- Supplied data
********************

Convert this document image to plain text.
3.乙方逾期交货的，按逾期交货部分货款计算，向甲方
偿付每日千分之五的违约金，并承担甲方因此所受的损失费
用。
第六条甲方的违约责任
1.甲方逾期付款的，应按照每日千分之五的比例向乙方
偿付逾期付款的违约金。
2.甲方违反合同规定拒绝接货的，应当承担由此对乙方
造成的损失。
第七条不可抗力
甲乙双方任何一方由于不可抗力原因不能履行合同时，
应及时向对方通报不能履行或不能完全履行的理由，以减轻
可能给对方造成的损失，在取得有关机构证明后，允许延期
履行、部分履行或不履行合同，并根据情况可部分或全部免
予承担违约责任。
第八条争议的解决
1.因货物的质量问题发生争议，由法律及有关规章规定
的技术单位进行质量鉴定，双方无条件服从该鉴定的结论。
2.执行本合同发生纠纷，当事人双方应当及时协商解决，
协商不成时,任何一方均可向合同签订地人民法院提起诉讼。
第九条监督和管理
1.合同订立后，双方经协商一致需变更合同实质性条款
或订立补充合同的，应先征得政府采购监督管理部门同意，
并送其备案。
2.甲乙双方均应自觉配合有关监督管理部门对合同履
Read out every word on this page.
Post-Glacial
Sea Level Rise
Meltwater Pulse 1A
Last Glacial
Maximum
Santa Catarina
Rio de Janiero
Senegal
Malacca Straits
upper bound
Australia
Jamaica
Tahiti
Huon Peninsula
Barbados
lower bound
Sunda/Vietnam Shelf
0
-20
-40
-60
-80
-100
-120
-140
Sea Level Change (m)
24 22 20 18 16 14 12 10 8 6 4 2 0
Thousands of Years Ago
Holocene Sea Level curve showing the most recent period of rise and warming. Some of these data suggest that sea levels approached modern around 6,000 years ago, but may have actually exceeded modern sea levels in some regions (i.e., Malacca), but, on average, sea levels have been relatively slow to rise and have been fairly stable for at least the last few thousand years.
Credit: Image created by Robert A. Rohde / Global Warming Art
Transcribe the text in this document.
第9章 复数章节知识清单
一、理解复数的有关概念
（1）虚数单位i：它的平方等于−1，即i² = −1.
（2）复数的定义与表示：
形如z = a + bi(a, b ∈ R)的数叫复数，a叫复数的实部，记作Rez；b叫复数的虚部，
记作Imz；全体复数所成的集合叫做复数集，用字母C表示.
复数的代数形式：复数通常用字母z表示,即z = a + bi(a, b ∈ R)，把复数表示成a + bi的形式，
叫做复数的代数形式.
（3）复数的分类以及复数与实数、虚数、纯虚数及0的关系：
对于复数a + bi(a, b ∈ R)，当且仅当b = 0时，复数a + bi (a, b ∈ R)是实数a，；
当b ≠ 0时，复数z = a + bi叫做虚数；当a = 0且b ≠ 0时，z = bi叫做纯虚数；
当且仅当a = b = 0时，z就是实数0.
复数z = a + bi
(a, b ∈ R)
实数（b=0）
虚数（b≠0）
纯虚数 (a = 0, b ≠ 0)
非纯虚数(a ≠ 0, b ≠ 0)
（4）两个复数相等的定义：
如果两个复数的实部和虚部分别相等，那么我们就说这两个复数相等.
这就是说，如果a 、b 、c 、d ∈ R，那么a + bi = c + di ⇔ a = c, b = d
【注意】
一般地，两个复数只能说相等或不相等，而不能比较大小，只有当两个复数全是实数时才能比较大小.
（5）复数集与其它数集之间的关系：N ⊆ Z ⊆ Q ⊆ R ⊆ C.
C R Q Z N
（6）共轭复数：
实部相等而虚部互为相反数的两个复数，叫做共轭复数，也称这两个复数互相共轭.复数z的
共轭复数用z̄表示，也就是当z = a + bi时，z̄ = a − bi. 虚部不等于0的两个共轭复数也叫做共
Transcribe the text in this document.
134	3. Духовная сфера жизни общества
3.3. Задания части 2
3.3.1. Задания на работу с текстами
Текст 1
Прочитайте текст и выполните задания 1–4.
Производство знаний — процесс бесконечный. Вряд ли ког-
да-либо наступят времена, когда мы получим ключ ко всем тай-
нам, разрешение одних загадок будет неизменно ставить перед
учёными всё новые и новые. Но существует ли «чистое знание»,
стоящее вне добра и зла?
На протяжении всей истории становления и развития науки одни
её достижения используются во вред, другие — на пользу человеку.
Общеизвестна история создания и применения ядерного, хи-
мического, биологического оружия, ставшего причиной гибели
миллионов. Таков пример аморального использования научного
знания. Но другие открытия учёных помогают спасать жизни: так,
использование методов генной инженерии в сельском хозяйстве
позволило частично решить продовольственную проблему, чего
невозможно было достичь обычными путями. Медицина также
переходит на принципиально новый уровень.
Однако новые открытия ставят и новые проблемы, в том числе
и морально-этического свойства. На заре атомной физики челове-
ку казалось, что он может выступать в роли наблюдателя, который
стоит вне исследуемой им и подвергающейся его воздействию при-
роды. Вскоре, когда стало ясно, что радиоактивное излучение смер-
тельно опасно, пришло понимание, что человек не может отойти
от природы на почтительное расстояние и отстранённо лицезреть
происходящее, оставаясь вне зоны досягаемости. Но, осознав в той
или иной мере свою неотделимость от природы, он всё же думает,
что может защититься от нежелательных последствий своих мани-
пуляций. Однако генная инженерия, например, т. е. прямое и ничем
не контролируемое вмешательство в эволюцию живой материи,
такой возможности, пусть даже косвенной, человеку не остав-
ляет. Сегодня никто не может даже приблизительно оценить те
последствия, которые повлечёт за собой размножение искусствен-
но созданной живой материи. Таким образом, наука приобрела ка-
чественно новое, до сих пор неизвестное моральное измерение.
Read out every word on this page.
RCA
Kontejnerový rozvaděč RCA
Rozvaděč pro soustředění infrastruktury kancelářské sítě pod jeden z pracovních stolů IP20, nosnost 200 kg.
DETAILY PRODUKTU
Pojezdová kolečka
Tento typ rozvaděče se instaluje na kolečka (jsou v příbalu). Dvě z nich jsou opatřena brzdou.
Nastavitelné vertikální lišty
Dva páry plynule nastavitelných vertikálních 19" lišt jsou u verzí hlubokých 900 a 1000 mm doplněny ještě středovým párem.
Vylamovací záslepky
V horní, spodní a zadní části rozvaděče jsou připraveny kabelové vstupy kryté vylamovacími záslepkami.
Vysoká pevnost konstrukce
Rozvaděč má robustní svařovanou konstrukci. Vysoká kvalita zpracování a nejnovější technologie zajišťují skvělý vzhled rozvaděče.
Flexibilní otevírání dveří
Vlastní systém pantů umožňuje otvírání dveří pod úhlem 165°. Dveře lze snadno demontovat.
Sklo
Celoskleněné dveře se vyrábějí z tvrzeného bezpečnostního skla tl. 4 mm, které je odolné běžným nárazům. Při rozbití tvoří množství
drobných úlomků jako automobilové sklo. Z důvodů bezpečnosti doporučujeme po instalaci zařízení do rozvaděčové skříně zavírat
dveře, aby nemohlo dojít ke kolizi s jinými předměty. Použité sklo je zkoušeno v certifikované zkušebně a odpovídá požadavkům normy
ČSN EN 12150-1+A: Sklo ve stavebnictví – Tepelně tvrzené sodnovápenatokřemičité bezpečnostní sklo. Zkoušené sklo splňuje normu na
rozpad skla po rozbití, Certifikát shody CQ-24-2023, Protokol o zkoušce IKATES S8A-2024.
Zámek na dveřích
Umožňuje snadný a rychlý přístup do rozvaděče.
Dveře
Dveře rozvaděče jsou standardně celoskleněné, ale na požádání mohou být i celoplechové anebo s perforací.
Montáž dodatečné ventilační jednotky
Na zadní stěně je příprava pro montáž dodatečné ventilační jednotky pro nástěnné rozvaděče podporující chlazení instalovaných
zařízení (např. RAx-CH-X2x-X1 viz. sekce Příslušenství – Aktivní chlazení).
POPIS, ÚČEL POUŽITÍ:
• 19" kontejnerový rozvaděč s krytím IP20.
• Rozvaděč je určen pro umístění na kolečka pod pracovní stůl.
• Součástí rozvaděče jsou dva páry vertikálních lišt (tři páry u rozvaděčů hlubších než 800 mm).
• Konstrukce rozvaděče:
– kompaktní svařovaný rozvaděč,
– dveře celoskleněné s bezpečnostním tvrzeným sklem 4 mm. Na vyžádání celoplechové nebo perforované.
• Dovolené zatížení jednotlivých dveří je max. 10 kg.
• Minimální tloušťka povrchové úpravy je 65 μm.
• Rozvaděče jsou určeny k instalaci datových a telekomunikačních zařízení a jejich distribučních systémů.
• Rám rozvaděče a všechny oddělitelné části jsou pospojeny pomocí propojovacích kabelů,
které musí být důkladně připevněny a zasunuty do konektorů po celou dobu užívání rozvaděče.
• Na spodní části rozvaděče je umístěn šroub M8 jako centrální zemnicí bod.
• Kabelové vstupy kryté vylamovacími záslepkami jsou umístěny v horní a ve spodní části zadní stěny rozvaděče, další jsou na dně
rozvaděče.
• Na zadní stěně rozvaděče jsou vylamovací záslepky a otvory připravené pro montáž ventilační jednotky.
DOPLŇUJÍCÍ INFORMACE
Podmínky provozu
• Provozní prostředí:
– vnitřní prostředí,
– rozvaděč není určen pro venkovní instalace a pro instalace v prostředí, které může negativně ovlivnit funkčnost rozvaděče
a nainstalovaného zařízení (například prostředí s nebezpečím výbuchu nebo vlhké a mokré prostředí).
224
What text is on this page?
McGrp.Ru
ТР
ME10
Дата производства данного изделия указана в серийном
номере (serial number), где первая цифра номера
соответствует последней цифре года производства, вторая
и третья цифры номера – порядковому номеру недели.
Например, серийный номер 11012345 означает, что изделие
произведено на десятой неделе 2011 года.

********************

- Short problem
Find the line containing "What text is on this page?" in the material above. Print it and every line after it through the end, exactly and only those.

- Worked solution
What text is on this page?
McGrp.Ru
ТР
ME10
Дата производства данного изделия указана в серийном
номере (serial number), где первая цифра номера
соответствует последней цифре года производства, вторая
и третья цифры номера – порядковому номеру недели.
Например, серийный номер 11012345 означает, что изделие
произведено на десятой неделе 2011 года.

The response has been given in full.